» GIVEN INSTRUCTION: Return each line of the data below verbatim; pictures are to be left out.

#### INPUT FOR THIS TASK ####

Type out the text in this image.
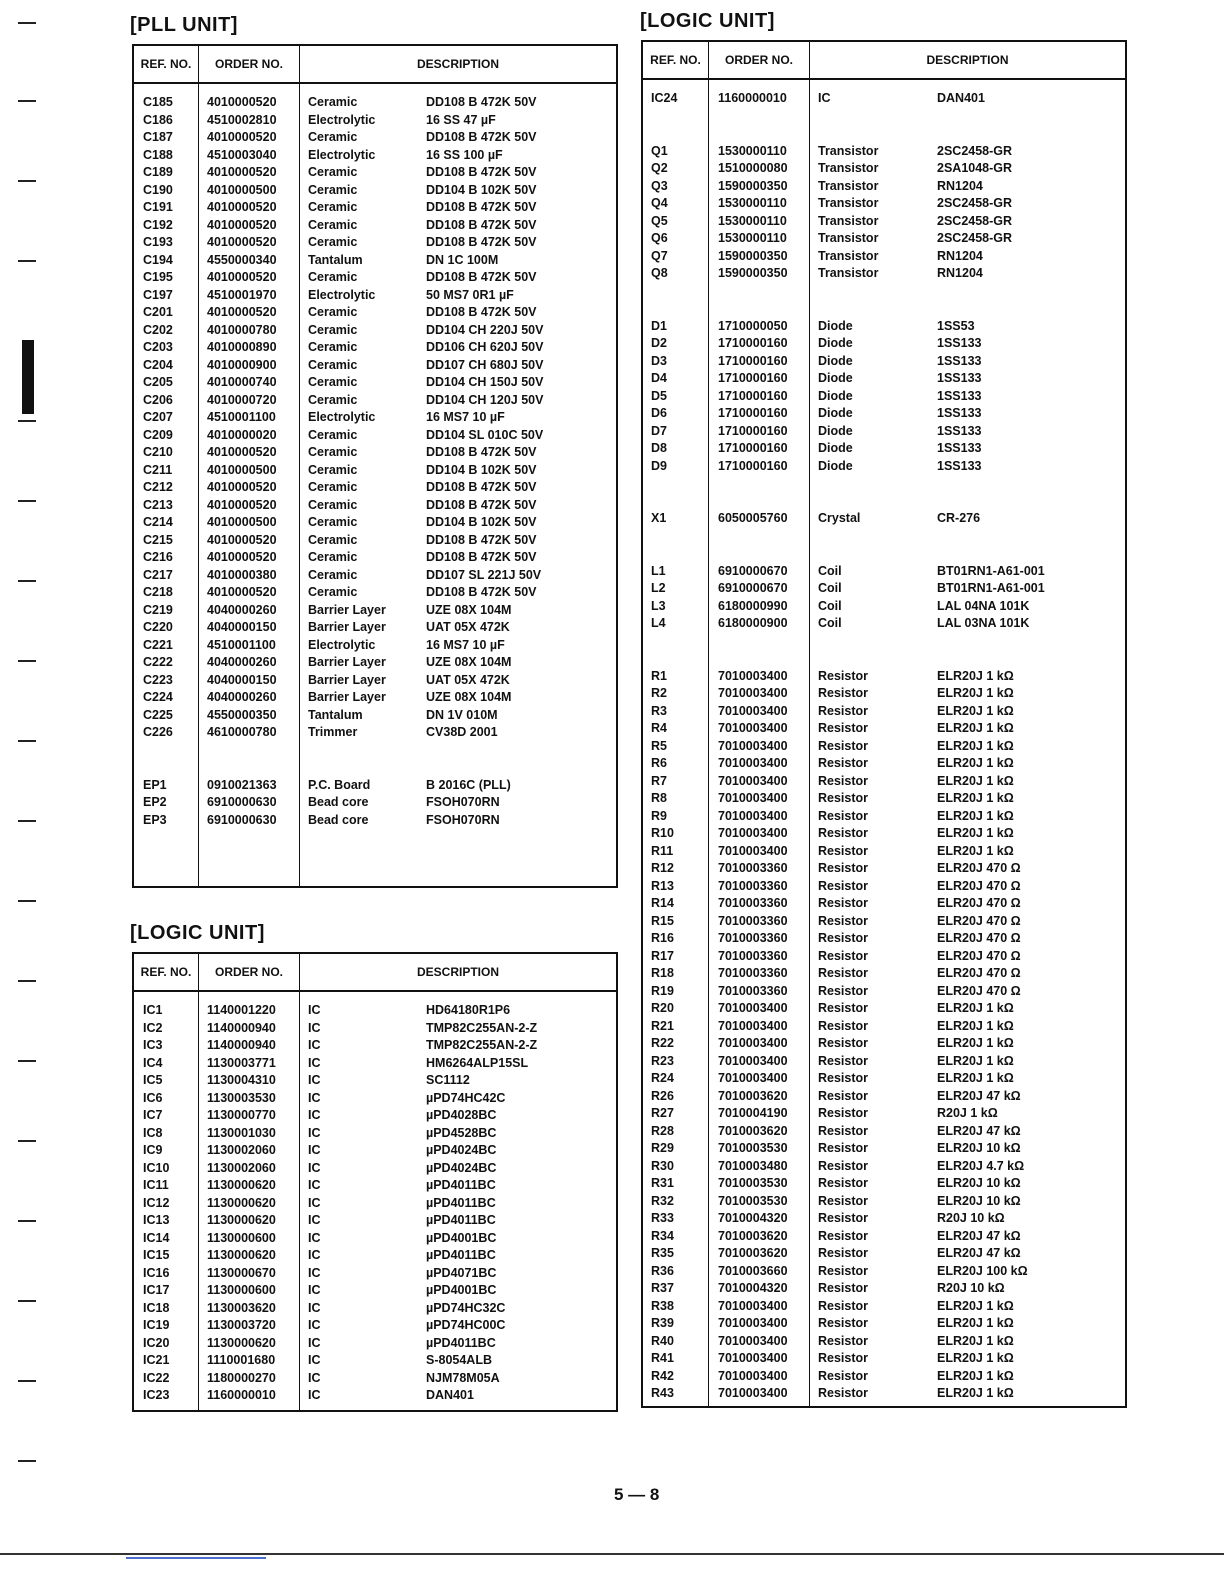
[PLL UNIT]
REF. NO.	ORDER NO.	DESCRIPTION
C185	4010000520	Ceramic	DD108 B 472K 50V
C186	4510002810	Electrolytic	16 SS 47 µF
C187	4010000520	Ceramic	DD108 B 472K 50V
C188	4510003040	Electrolytic	16 SS 100 µF
C189	4010000520	Ceramic	DD108 B 472K 50V
C190	4010000500	Ceramic	DD104 B 102K 50V
C191	4010000520	Ceramic	DD108 B 472K 50V
C192	4010000520	Ceramic	DD108 B 472K 50V
C193	4010000520	Ceramic	DD108 B 472K 50V
C194	4550000340	Tantalum	DN 1C 100M
C195	4010000520	Ceramic	DD108 B 472K 50V
C197	4510001970	Electrolytic	50 MS7 0R1 µF
C201	4010000520	Ceramic	DD108 B 472K 50V
C202	4010000780	Ceramic	DD104 CH 220J 50V
C203	4010000890	Ceramic	DD106 CH 620J 50V
C204	4010000900	Ceramic	DD107 CH 680J 50V
C205	4010000740	Ceramic	DD104 CH 150J 50V
C206	4010000720	Ceramic	DD104 CH 120J 50V
C207	4510001100	Electrolytic	16 MS7 10 µF
C209	4010000020	Ceramic	DD104 SL 010C 50V
C210	4010000520	Ceramic	DD108 B 472K 50V
C211	4010000500	Ceramic	DD104 B 102K 50V
C212	4010000520	Ceramic	DD108 B 472K 50V
C213	4010000520	Ceramic	DD108 B 472K 50V
C214	4010000500	Ceramic	DD104 B 102K 50V
C215	4010000520	Ceramic	DD108 B 472K 50V
C216	4010000520	Ceramic	DD108 B 472K 50V
C217	4010000380	Ceramic	DD107 SL 221J 50V
C218	4010000520	Ceramic	DD108 B 472K 50V
C219	4040000260	Barrier Layer	UZE 08X 104M
C220	4040000150	Barrier Layer	UAT 05X 472K
C221	4510001100	Electrolytic	16 MS7 10 µF
C222	4040000260	Barrier Layer	UZE 08X 104M
C223	4040000150	Barrier Layer	UAT 05X 472K
C224	4040000260	Barrier Layer	UZE 08X 104M
C225	4550000350	Tantalum	DN 1V 010M
C226	4610000780	Trimmer	CV38D 2001
EP1	0910021363	P.C. Board	B 2016C (PLL)
EP2	6910000630	Bead core	FSOH070RN
EP3	6910000630	Bead core	FSOH070RN
[LOGIC UNIT]
REF. NO.	ORDER NO.	DESCRIPTION
IC1	1140001220	IC	HD64180R1P6
IC2	1140000940	IC	TMP82C255AN-2-Z
IC3	1140000940	IC	TMP82C255AN-2-Z
IC4	1130003771	IC	HM6264ALP15SL
IC5	1130004310	IC	SC1112
IC6	1130003530	IC	µPD74HC42C
IC7	1130000770	IC	µPD4028BC
IC8	1130001030	IC	µPD4528BC
IC9	1130002060	IC	µPD4024BC
IC10	1130002060	IC	µPD4024BC
IC11	1130000620	IC	µPD4011BC
IC12	1130000620	IC	µPD4011BC
IC13	1130000620	IC	µPD4011BC
IC14	1130000600	IC	µPD4001BC
IC15	1130000620	IC	µPD4011BC
IC16	1130000670	IC	µPD4071BC
IC17	1130000600	IC	µPD4001BC
IC18	1130003620	IC	µPD74HC32C
IC19	1130003720	IC	µPD74HC00C
IC20	1130000620	IC	µPD4011BC
IC21	1110001680	IC	S-8054ALB
IC22	1180000270	IC	NJM78M05A
IC23	1160000010	IC	DAN401
[LOGIC UNIT]
REF. NO.	ORDER NO.	DESCRIPTION
IC24	1160000010 IC	DAN401
Q1	1530000110 Transistor	2SC2458-GR
Q2	1510000080 Transistor	2SA1048-GR
Q3	1590000350 Transistor	RN1204
Q4	1530000110 Transistor	2SC2458-GR
Q5	1530000110 Transistor	2SC2458-GR
Q6	1530000110 Transistor	2SC2458-GR
Q7	1590000350 Transistor	RN1204
Q8	1590000350 Transistor	RN1204
D1	1710000050 Diode	1SS53
D2	1710000160 Diode	1SS133
D3	1710000160 Diode	1SS133
D4	1710000160 Diode	1SS133
D5	1710000160 Diode	1SS133
D6	1710000160 Diode	1SS133
D7	1710000160 Diode	1SS133
D8	1710000160 Diode	1SS133
D9	1710000160 Diode	1SS133
X1	6050005760 Crystal	CR-276
L1	6910000670 Coil	BT01RN1-A61-001
L2	6910000670 Coil	BT01RN1-A61-001
L3	6180000990 Coil	LAL 04NA 101K
L4	6180000900 Coil	LAL 03NA 101K
R1	7010003400 Resistor	ELR20J 1 kΩ
R2	7010003400 Resistor	ELR20J 1 kΩ
R3	7010003400 Resistor	ELR20J 1 kΩ
R4	7010003400 Resistor	ELR20J 1 kΩ
R5	7010003400 Resistor	ELR20J 1 kΩ
R6	7010003400 Resistor	ELR20J 1 kΩ
R7	7010003400 Resistor	ELR20J 1 kΩ
R8	7010003400 Resistor	ELR20J 1 kΩ
R9	7010003400 Resistor	ELR20J 1 kΩ
R10	7010003400 Resistor	ELR20J 1 kΩ
R11	7010003400 Resistor	ELR20J 1 kΩ
R12	7010003360 Resistor	ELR20J 470 Ω
R13	7010003360 Resistor	ELR20J 470 Ω
R14	7010003360 Resistor	ELR20J 470 Ω
R15	7010003360 Resistor	ELR20J 470 Ω
R16	7010003360 Resistor	ELR20J 470 Ω
R17	7010003360 Resistor	ELR20J 470 Ω
R18	7010003360 Resistor	ELR20J 470 Ω
R19	7010003360 Resistor	ELR20J 470 Ω
R20	7010003400 Resistor	ELR20J 1 kΩ
R21	7010003400 Resistor	ELR20J 1 kΩ
R22	7010003400 Resistor	ELR20J 1 kΩ
R23	7010003400 Resistor	ELR20J 1 kΩ
R24	7010003400 Resistor	ELR20J 1 kΩ
R26	7010003620 Resistor	ELR20J 47 kΩ
R27	7010004190 Resistor	R20J 1 kΩ
R28	7010003620 Resistor	ELR20J 47 kΩ
R29	7010003530 Resistor	ELR20J 10 kΩ
R30	7010003480 Resistor	ELR20J 4.7 kΩ
R31	7010003530 Resistor	ELR20J 10 kΩ
R32	7010003530 Resistor	ELR20J 10 kΩ
R33	7010004320 Resistor	R20J 10 kΩ
R34	7010003620 Resistor	ELR20J 47 kΩ
R35	7010003620 Resistor	ELR20J 47 kΩ
R36	7010003660 Resistor	ELR20J 100 kΩ
R37	7010004320 Resistor	R20J 10 kΩ
R38	7010003400 Resistor	ELR20J 1 kΩ
R39	7010003400 Resistor	ELR20J 1 kΩ
R40	7010003400 Resistor	ELR20J 1 kΩ
R41	7010003400 Resistor	ELR20J 1 kΩ
R42	7010003400 Resistor	ELR20J 1 kΩ
R43	7010003400 Resistor	ELR20J 1 kΩ
5 — 8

####

» COMPLETE RESPONSE:
Type out the text in this image.
[PLL UNIT]
REF. NO.	ORDER NO.	DESCRIPTION
C185	4010000520	Ceramic	DD108 B 472K 50V
C186	4510002810	Electrolytic	16 SS 47 µF
C187	4010000520	Ceramic	DD108 B 472K 50V
C188	4510003040	Electrolytic	16 SS 100 µF
C189	4010000520	Ceramic	DD108 B 472K 50V
C190	4010000500	Ceramic	DD104 B 102K 50V
C191	4010000520	Ceramic	DD108 B 472K 50V
C192	4010000520	Ceramic	DD108 B 472K 50V
C193	4010000520	Ceramic	DD108 B 472K 50V
C194	4550000340	Tantalum	DN 1C 100M
C195	4010000520	Ceramic	DD108 B 472K 50V
C197	4510001970	Electrolytic	50 MS7 0R1 µF
C201	4010000520	Ceramic	DD108 B 472K 50V
C202	4010000780	Ceramic	DD104 CH 220J 50V
C203	4010000890	Ceramic	DD106 CH 620J 50V
C204	4010000900	Ceramic	DD107 CH 680J 50V
C205	4010000740	Ceramic	DD104 CH 150J 50V
C206	4010000720	Ceramic	DD104 CH 120J 50V
C207	4510001100	Electrolytic	16 MS7 10 µF
C209	4010000020	Ceramic	DD104 SL 010C 50V
C210	4010000520	Ceramic	DD108 B 472K 50V
C211	4010000500	Ceramic	DD104 B 102K 50V
C212	4010000520	Ceramic	DD108 B 472K 50V
C213	4010000520	Ceramic	DD108 B 472K 50V
C214	4010000500	Ceramic	DD104 B 102K 50V
C215	4010000520	Ceramic	DD108 B 472K 50V
C216	4010000520	Ceramic	DD108 B 472K 50V
C217	4010000380	Ceramic	DD107 SL 221J 50V
C218	4010000520	Ceramic	DD108 B 472K 50V
C219	4040000260	Barrier Layer	UZE 08X 104M
C220	4040000150	Barrier Layer	UAT 05X 472K
C221	4510001100	Electrolytic	16 MS7 10 µF
C222	4040000260	Barrier Layer	UZE 08X 104M
C223	4040000150	Barrier Layer	UAT 05X 472K
C224	4040000260	Barrier Layer	UZE 08X 104M
C225	4550000350	Tantalum	DN 1V 010M
C226	4610000780	Trimmer	CV38D 2001
EP1	0910021363	P.C. Board	B 2016C (PLL)
EP2	6910000630	Bead core	FSOH070RN
EP3	6910000630	Bead core	FSOH070RN
[LOGIC UNIT]
REF. NO.	ORDER NO.	DESCRIPTION
IC1	1140001220	IC	HD64180R1P6
IC2	1140000940	IC	TMP82C255AN-2-Z
IC3	1140000940	IC	TMP82C255AN-2-Z
IC4	1130003771	IC	HM6264ALP15SL
IC5	1130004310	IC	SC1112
IC6	1130003530	IC	µPD74HC42C
IC7	1130000770	IC	µPD4028BC
IC8	1130001030	IC	µPD4528BC
IC9	1130002060	IC	µPD4024BC
IC10	1130002060	IC	µPD4024BC
IC11	1130000620	IC	µPD4011BC
IC12	1130000620	IC	µPD4011BC
IC13	1130000620	IC	µPD4011BC
IC14	1130000600	IC	µPD4001BC
IC15	1130000620	IC	µPD4011BC
IC16	1130000670	IC	µPD4071BC
IC17	1130000600	IC	µPD4001BC
IC18	1130003620	IC	µPD74HC32C
IC19	1130003720	IC	µPD74HC00C
IC20	1130000620	IC	µPD4011BC
IC21	1110001680	IC	S-8054ALB
IC22	1180000270	IC	NJM78M05A
IC23	1160000010	IC	DAN401
[LOGIC UNIT]
REF. NO.	ORDER NO.	DESCRIPTION
IC24	1160000010 IC	DAN401
Q1	1530000110 Transistor	2SC2458-GR
Q2	1510000080 Transistor	2SA1048-GR
Q3	1590000350 Transistor	RN1204
Q4	1530000110 Transistor	2SC2458-GR
Q5	1530000110 Transistor	2SC2458-GR
Q6	1530000110 Transistor	2SC2458-GR
Q7	1590000350 Transistor	RN1204
Q8	1590000350 Transistor	RN1204
D1	1710000050 Diode	1SS53
D2	1710000160 Diode	1SS133
D3	1710000160 Diode	1SS133
D4	1710000160 Diode	1SS133
D5	1710000160 Diode	1SS133
D6	1710000160 Diode	1SS133
D7	1710000160 Diode	1SS133
D8	1710000160 Diode	1SS133
D9	1710000160 Diode	1SS133
X1	6050005760 Crystal	CR-276
L1	6910000670 Coil	BT01RN1-A61-001
L2	6910000670 Coil	BT01RN1-A61-001
L3	6180000990 Coil	LAL 04NA 101K
L4	6180000900 Coil	LAL 03NA 101K
R1	7010003400 Resistor	ELR20J 1 kΩ
R2	7010003400 Resistor	ELR20J 1 kΩ
R3	7010003400 Resistor	ELR20J 1 kΩ
R4	7010003400 Resistor	ELR20J 1 kΩ
R5	7010003400 Resistor	ELR20J 1 kΩ
R6	7010003400 Resistor	ELR20J 1 kΩ
R7	7010003400 Resistor	ELR20J 1 kΩ
R8	7010003400 Resistor	ELR20J 1 kΩ
R9	7010003400 Resistor	ELR20J 1 kΩ
R10	7010003400 Resistor	ELR20J 1 kΩ
R11	7010003400 Resistor	ELR20J 1 kΩ
R12	7010003360 Resistor	ELR20J 470 Ω
R13	7010003360 Resistor	ELR20J 470 Ω
R14	7010003360 Resistor	ELR20J 470 Ω
R15	7010003360 Resistor	ELR20J 470 Ω
R16	7010003360 Resistor	ELR20J 470 Ω
R17	7010003360 Resistor	ELR20J 470 Ω
R18	7010003360 Resistor	ELR20J 470 Ω
R19	7010003360 Resistor	ELR20J 470 Ω
R20	7010003400 Resistor	ELR20J 1 kΩ
R21	7010003400 Resistor	ELR20J 1 kΩ
R22	7010003400 Resistor	ELR20J 1 kΩ
R23	7010003400 Resistor	ELR20J 1 kΩ
R24	7010003400 Resistor	ELR20J 1 kΩ
R26	7010003620 Resistor	ELR20J 47 kΩ
R27	7010004190 Resistor	R20J 1 kΩ
R28	7010003620 Resistor	ELR20J 47 kΩ
R29	7010003530 Resistor	ELR20J 10 kΩ
R30	7010003480 Resistor	ELR20J 4.7 kΩ
R31	7010003530 Resistor	ELR20J 10 kΩ
R32	7010003530 Resistor	ELR20J 10 kΩ
R33	7010004320 Resistor	R20J 10 kΩ
R34	7010003620 Resistor	ELR20J 47 kΩ
R35	7010003620 Resistor	ELR20J 47 kΩ
R36	7010003660 Resistor	ELR20J 100 kΩ
R37	7010004320 Resistor	R20J 10 kΩ
R38	7010003400 Resistor	ELR20J 1 kΩ
R39	7010003400 Resistor	ELR20J 1 kΩ
R40	7010003400 Resistor	ELR20J 1 kΩ
R41	7010003400 Resistor	ELR20J 1 kΩ
R42	7010003400 Resistor	ELR20J 1 kΩ
R43	7010003400 Resistor	ELR20J 1 kΩ
5 — 8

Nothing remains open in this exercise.